> _REQUIRED TASK_:
The records should be written out in full, with nothing altered.

— START OF EXTRACTED RECORDS —

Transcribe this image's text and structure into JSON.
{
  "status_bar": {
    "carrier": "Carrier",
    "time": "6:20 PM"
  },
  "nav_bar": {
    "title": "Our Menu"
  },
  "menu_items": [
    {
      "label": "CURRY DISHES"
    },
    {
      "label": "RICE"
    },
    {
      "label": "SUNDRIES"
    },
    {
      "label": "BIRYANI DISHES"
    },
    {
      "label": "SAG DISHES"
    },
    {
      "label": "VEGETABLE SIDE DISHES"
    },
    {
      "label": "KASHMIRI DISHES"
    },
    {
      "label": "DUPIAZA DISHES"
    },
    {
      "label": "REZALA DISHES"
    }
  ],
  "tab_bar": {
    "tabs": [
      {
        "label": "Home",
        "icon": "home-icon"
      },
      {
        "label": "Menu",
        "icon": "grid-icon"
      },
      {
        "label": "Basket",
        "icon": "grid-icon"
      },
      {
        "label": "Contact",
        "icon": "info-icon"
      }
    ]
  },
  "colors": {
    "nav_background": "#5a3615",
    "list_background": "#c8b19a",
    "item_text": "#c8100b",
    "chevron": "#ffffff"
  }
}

— END OF EXTRACTED RECORDS —

> _FINISHED ANSWER_:
Transcribe this image's text and structure into JSON.
{
  "status_bar": {
    "carrier": "Carrier",
    "time": "6:20 PM"
  },
  "nav_bar": {
    "title": "Our Menu"
  },
  "menu_items": [
    {
      "label": "CURRY DISHES"
    },
    {
      "label": "RICE"
    },
    {
      "label": "SUNDRIES"
    },
    {
      "label": "BIRYANI DISHES"
    },
    {
      "label": "SAG DISHES"
    },
    {
      "label": "VEGETABLE SIDE DISHES"
    },
    {
      "label": "KASHMIRI DISHES"
    },
    {
      "label": "DUPIAZA DISHES"
    },
    {
      "label": "REZALA DISHES"
    }
  ],
  "tab_bar": {
    "tabs": [
      {
        "label": "Home",
        "icon": "home-icon"
      },
      {
        "label": "Menu",
        "icon": "grid-icon"
      },
      {
        "label": "Basket",
        "icon": "grid-icon"
      },
      {
        "label": "Contact",
        "icon": "info-icon"
      }
    ]
  },
  "colors": {
    "nav_background": "#5a3615",
    "list_background": "#c8b19a",
    "item_text": "#c8100b",
    "chevron": "#ffffff"
  }
}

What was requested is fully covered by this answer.